**THE RECORDS:**
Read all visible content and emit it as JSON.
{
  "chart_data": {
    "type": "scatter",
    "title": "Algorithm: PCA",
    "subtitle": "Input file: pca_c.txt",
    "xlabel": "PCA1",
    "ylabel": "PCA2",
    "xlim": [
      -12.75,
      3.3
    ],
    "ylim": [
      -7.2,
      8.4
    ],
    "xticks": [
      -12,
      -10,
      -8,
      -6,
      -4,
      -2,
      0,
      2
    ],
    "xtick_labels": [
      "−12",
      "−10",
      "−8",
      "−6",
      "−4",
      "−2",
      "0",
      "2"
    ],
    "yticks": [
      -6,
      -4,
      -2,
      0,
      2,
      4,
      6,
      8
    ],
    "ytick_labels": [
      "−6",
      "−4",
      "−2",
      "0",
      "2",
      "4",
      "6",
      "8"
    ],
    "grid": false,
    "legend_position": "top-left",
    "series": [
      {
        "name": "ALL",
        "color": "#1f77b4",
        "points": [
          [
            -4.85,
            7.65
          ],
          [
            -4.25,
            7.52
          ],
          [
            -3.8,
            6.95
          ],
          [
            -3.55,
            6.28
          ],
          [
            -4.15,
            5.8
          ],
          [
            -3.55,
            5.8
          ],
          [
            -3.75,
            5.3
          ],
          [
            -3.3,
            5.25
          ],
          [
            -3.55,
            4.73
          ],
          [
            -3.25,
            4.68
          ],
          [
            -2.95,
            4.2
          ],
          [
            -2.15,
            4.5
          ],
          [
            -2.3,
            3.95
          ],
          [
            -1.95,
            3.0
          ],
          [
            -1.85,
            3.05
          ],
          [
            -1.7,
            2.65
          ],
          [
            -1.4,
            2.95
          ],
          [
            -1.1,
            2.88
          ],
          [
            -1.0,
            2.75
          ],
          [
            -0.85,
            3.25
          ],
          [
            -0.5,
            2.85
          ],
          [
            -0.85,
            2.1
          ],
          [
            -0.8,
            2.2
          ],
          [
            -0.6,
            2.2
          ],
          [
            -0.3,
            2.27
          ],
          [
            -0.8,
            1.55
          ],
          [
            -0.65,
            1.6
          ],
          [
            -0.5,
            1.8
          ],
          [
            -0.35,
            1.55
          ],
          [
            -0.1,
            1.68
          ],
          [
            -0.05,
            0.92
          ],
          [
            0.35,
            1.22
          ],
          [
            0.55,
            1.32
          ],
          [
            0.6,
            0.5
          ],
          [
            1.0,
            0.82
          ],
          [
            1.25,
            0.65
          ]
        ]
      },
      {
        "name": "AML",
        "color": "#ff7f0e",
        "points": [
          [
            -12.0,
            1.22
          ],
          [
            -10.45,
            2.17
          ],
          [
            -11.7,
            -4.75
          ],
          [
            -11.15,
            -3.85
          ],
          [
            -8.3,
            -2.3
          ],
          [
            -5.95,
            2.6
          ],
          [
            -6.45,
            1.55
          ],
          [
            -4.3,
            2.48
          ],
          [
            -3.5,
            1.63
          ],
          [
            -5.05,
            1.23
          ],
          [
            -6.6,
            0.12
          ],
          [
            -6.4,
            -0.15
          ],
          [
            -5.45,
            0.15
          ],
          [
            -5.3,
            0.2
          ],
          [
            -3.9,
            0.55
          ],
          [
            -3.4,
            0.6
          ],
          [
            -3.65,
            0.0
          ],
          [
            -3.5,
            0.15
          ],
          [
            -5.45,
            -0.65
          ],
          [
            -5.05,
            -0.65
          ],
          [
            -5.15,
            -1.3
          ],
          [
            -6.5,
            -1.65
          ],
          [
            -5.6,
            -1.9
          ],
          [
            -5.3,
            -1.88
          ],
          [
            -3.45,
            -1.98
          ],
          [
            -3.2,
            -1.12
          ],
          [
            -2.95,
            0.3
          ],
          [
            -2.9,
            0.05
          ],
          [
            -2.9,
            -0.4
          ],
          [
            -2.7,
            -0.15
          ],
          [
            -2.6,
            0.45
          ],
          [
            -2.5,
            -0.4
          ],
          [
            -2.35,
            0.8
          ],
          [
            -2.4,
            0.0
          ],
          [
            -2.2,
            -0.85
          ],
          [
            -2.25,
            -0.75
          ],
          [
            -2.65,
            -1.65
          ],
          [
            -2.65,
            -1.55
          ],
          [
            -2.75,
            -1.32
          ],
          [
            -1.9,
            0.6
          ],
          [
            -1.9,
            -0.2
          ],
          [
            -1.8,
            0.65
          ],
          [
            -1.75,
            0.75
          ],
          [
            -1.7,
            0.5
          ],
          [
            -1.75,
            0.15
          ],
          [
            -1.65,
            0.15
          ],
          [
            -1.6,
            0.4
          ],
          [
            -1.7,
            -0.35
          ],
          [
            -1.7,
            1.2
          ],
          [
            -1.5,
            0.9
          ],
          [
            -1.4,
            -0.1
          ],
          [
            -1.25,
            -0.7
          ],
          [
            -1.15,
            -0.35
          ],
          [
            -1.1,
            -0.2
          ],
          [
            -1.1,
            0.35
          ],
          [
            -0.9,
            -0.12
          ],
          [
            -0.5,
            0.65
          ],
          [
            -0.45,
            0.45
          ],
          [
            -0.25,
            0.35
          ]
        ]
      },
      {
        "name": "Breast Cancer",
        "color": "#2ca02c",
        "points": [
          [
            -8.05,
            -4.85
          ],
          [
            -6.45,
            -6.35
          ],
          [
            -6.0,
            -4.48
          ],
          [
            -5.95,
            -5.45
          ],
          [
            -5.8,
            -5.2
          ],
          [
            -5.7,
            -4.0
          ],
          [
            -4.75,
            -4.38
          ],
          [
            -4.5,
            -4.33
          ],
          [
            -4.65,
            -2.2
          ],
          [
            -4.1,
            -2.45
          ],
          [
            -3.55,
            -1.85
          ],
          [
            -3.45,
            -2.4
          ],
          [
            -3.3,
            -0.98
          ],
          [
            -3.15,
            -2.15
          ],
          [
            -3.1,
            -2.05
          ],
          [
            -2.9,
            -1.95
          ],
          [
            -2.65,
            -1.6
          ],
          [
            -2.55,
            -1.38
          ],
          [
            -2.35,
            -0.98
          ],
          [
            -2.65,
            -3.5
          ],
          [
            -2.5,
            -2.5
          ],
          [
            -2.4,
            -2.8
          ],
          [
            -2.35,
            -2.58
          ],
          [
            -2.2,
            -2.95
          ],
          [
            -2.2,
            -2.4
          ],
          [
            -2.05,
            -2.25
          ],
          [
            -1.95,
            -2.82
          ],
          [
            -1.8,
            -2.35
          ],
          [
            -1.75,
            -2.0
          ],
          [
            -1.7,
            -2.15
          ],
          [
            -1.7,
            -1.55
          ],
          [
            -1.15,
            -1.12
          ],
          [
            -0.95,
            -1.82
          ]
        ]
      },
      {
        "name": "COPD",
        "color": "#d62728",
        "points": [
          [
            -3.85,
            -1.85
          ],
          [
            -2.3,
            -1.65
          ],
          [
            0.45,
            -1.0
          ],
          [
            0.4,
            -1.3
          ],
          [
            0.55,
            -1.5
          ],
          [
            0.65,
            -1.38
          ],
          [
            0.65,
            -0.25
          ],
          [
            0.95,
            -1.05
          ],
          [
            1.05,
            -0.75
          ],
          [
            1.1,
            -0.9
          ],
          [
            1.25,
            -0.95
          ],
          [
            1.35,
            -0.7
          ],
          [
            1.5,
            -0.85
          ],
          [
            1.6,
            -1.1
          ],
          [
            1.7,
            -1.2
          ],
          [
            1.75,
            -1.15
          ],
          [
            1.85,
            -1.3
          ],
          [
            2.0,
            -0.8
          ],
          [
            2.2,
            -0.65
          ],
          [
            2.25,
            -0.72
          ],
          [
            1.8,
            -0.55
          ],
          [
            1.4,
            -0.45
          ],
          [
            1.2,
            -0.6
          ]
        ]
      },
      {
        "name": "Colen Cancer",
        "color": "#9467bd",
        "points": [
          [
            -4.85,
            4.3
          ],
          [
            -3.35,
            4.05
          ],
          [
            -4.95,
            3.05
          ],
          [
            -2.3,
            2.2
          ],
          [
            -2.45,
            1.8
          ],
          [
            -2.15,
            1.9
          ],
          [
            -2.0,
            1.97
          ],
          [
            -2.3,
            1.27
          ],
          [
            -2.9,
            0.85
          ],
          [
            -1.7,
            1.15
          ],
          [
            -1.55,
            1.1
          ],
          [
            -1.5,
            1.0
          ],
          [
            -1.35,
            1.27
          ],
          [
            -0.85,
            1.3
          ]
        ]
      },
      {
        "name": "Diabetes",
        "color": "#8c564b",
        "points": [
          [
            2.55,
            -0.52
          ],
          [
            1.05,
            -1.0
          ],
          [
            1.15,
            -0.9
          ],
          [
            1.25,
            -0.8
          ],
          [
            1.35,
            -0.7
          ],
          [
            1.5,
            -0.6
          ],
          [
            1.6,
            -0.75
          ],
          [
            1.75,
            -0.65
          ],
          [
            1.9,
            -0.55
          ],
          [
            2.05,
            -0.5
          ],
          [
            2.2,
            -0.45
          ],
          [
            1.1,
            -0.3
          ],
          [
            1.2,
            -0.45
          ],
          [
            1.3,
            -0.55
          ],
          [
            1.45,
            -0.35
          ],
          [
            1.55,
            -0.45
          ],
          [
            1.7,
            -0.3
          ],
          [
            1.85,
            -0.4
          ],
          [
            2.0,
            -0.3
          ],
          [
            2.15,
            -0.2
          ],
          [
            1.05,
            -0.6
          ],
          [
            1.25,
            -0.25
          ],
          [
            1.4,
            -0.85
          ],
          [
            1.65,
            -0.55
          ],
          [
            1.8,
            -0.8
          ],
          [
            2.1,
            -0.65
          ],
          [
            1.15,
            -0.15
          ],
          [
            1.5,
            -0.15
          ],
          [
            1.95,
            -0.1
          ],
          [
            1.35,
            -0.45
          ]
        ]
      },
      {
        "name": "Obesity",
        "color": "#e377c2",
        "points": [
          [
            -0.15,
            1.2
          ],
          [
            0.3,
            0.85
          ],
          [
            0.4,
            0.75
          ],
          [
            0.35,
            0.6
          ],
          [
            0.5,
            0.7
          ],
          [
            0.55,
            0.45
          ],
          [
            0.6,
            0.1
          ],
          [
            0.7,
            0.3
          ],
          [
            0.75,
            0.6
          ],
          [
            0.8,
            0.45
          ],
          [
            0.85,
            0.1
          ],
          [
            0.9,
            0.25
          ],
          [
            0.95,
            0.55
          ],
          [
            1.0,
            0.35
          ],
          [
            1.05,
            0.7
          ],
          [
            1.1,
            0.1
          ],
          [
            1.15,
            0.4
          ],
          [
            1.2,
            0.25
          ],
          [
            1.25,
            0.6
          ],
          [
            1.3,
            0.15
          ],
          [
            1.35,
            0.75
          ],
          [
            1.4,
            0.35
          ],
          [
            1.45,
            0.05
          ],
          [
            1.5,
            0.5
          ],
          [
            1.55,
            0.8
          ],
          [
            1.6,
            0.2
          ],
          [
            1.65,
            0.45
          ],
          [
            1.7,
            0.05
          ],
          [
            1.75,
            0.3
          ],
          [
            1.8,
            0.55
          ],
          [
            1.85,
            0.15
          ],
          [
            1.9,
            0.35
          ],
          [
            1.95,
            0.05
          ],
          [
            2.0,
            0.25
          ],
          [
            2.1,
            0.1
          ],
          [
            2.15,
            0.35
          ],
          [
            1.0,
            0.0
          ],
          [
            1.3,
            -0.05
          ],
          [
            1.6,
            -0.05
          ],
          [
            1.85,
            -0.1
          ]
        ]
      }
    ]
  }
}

**AIM OF THE EXERCISE:** Gather up, from the records above, each line where the word "name" appears.

**THE RESULT:**
        "name": "ALL",
        "name": "AML",
        "name": "Breast Cancer",
        "name": "COPD",
        "name": "Colen Cancer",
        "name": "Diabetes",
        "name": "Obesity",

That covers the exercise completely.